··· Text section ···

In 2008, Zaykabar opened Pyay Garden Condominium, a 25-story condominium tower in Yangon's Mayangone Township, the tallest building in Myanmar.

Zaykabar also owns and operates Mya Yeik Nyo Royal Hotel in Yangon.

In May 2010, after the privatization of the country's petrol market, Zaykabar was one of few companies to be issued operating licenses for petrol stations, under the name of Toe Naing Mann, Shwe Mann's son.

In September 2011, Zaykabar established its philanthropic arm, Mya Yeik Nyo Foundation for Health, Education and Culture.

Zaykabar operates 2 entertainment venues at Yangon's Kandawgyi Lake, the Karaweik Oo Yin Kabar fun fair area (which includes a mini-zoo and playgrounds) and the Myaw Sin Kyun Island, a concert venue.

Zaykabar also owns Cherry FM, a radio station in Taunggyi but broadcast from Yangon. The station is headed by Khin Shwe's daughter, Zay Zin Latt.

==Controversies==
In the 1990s, Zaykabar hired Bain & Company, among other firms, to lobby on behalf of the Burmese government to lift trade sanctions in the United States.

···

_Task prompt_. Extend the passage above on the Zaykabar company, starting after its final sentence.

··· Records ···

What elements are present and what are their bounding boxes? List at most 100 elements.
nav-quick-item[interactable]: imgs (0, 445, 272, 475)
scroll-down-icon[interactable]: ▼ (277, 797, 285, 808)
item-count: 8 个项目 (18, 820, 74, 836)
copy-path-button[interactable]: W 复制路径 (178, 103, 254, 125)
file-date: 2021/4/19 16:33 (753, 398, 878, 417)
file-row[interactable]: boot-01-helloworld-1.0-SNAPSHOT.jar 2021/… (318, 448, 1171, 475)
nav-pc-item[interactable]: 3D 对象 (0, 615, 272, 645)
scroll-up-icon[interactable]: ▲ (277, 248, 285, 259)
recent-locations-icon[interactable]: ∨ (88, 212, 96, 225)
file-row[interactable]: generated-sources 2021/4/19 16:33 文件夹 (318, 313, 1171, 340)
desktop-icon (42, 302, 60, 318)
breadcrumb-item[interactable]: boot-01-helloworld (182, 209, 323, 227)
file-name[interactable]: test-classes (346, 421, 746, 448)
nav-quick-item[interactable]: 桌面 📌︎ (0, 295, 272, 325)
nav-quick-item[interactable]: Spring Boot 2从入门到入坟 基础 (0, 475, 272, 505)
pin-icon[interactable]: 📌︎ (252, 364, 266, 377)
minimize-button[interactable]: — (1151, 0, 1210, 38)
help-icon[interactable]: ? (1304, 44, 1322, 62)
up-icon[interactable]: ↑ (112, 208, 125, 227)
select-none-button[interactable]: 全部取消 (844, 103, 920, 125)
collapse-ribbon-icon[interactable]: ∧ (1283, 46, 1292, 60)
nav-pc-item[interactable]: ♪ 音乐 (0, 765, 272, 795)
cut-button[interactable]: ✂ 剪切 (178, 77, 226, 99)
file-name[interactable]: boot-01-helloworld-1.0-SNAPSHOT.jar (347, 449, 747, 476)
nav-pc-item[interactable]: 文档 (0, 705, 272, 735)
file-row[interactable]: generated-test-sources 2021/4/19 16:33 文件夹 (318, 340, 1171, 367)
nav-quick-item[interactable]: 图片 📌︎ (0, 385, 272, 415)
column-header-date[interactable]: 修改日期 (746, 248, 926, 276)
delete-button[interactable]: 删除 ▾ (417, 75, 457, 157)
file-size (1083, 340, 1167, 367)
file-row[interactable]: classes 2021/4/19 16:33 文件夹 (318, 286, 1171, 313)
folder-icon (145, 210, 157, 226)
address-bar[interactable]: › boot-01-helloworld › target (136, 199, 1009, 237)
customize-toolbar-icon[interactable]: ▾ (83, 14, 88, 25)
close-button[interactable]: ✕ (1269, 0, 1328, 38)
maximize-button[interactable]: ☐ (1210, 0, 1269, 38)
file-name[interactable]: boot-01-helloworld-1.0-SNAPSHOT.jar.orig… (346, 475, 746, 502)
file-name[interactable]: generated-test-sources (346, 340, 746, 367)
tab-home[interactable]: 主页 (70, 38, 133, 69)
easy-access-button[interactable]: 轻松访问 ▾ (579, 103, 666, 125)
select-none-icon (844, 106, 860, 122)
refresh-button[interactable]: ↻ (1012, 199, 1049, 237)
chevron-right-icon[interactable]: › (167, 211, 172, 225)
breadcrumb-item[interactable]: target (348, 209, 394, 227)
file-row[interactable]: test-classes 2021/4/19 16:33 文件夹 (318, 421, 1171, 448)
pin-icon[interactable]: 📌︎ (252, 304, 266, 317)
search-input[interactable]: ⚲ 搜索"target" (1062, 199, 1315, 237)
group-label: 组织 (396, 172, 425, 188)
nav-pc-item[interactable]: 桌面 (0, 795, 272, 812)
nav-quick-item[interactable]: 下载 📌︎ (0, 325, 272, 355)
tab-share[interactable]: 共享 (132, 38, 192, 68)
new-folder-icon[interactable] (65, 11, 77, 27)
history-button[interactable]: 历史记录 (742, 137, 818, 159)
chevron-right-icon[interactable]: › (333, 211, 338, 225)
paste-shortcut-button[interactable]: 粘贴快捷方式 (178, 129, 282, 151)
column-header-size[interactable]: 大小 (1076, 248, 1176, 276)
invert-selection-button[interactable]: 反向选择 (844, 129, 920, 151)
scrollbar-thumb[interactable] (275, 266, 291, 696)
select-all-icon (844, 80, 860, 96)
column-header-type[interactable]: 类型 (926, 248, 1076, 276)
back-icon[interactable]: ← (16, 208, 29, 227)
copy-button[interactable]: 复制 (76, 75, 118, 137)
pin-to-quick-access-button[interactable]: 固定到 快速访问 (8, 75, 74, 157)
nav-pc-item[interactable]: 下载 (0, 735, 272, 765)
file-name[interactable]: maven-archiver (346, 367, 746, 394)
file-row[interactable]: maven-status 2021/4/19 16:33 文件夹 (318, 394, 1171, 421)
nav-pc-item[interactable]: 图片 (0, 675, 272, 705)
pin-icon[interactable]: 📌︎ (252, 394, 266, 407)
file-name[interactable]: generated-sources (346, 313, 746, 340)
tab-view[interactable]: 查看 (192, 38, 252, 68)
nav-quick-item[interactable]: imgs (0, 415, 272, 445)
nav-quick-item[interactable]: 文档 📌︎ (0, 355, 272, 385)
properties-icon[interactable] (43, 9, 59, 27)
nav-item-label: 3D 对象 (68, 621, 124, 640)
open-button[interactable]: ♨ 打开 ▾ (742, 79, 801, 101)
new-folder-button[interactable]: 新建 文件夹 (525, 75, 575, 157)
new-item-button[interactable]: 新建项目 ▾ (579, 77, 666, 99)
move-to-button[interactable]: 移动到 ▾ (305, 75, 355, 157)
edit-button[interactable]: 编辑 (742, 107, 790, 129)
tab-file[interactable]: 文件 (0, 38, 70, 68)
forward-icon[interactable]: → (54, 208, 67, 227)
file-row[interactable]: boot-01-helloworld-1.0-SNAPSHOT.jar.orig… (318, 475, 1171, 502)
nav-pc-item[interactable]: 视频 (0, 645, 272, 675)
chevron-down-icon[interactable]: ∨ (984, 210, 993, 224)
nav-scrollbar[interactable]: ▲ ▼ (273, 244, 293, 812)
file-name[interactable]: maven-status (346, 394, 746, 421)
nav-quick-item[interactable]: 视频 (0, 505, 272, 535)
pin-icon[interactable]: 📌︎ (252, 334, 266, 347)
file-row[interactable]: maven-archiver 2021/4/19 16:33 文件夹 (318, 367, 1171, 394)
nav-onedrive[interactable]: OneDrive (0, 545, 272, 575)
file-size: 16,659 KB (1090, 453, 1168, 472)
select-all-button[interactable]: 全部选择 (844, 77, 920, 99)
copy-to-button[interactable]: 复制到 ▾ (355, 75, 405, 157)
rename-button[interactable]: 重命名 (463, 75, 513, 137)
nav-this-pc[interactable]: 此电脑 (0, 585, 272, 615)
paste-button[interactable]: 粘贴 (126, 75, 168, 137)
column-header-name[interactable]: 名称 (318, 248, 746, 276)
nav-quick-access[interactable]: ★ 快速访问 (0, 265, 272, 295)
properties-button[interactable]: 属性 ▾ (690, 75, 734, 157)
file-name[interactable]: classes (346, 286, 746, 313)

···

_Response box_.
In 1997, Zaykabar seized 5,000 acre of land in Mingaladon Township (on the outskirts of Yangon) to construct Mingaladon Garden City, including an industrial zone (Yangon Industrial Zone No. 4), office towers, a mall, 4,000 residential bungalows and a 21-hole golf course. In February 2010, Zaykabar acquired an additional 845 acre of land from Shwenantha village. Farmers allege that they were coerced and duped into giving up their land tenure rights in exchange for paltry compensation. Some farmers received 300,000 kyat in compensation, far below the existing market value of 2 million kyat per acre. Others received little to no compensation.

In May 2012, Zaykabar defied government orders to halt the bulldozing of farmlands. On 17 May 2012, the said farmers filed an application with the Ministry of National Planning and Economic Development to establish a farming collective, the Shwe Wah Su Paung Nyi Nyar Company, to be better positioned to retain their right to farm their lands. In July 2012, farmers protested the confiscation of their farmland, as many farmers had received little or no compensation. Zaykabar's chairman Khin Shwe, who is currently an Amyotha Hluttaw MP, refuted the farmers' grievances at a parliamentary session on 23 July 2012. That same day, the company filed defamation charges against Nay Myo Wai, a Peace and Diversity Party politician who has been advocating on behalf of the farmers.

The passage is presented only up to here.